» REQUIREMENTS
Restate the records below word for word, and omit the images they hold.
-------- RECORDED INFORMATION
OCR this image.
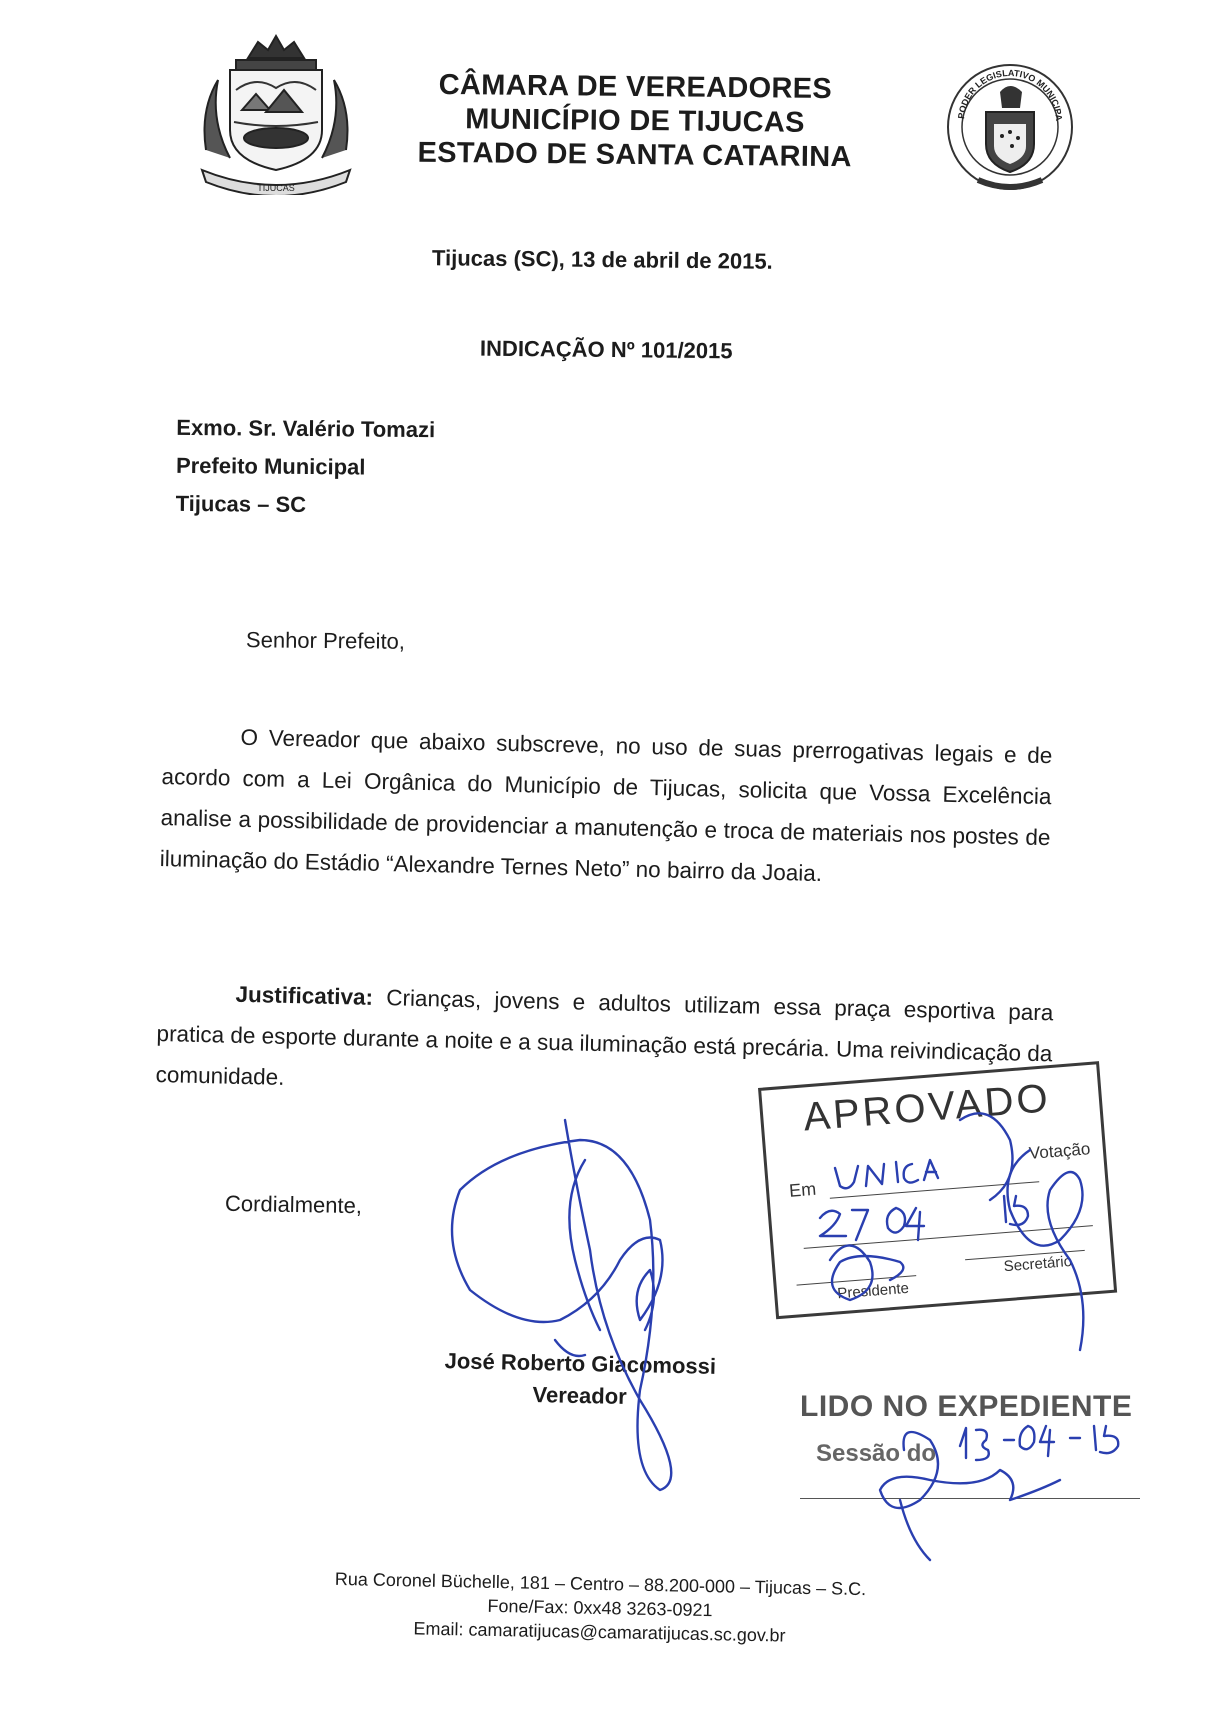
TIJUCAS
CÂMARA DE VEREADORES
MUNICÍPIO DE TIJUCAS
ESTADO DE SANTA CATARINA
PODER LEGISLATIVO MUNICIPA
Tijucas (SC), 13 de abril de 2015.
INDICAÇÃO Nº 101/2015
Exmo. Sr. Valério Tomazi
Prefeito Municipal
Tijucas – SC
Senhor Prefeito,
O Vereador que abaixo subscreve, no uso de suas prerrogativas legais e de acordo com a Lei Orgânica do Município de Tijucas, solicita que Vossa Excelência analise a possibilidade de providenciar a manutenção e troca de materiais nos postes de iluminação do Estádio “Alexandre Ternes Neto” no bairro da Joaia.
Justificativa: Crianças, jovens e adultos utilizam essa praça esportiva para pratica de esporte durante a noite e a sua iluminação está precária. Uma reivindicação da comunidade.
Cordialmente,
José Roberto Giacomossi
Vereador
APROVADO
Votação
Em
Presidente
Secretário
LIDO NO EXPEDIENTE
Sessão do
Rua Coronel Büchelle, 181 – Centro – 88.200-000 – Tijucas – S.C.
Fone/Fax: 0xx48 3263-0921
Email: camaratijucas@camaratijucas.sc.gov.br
----------------
» FINISHED EXERCISE
OCR this image.
TIJUCAS
CÂMARA DE VEREADORES
MUNICÍPIO DE TIJUCAS
ESTADO DE SANTA CATARINA
PODER LEGISLATIVO MUNICIPA
Tijucas (SC), 13 de abril de 2015.
INDICAÇÃO Nº 101/2015
Exmo. Sr. Valério Tomazi
Prefeito Municipal
Tijucas – SC
Senhor Prefeito,
O Vereador que abaixo subscreve, no uso de suas prerrogativas legais e de acordo com a Lei Orgânica do Município de Tijucas, solicita que Vossa Excelência analise a possibilidade de providenciar a manutenção e troca de materiais nos postes de iluminação do Estádio “Alexandre Ternes Neto” no bairro da Joaia.
Justificativa: Crianças, jovens e adultos utilizam essa praça esportiva para pratica de esporte durante a noite e a sua iluminação está precária. Uma reivindicação da comunidade.
Cordialmente,
José Roberto Giacomossi
Vereador
APROVADO
Votação
Em
Presidente
Secretário
LIDO NO EXPEDIENTE
Sessão do
Rua Coronel Büchelle, 181 – Centro – 88.200-000 – Tijucas – S.C.
Fone/Fax: 0xx48 3263-0921
Email: camaratijucas@camaratijucas.sc.gov.br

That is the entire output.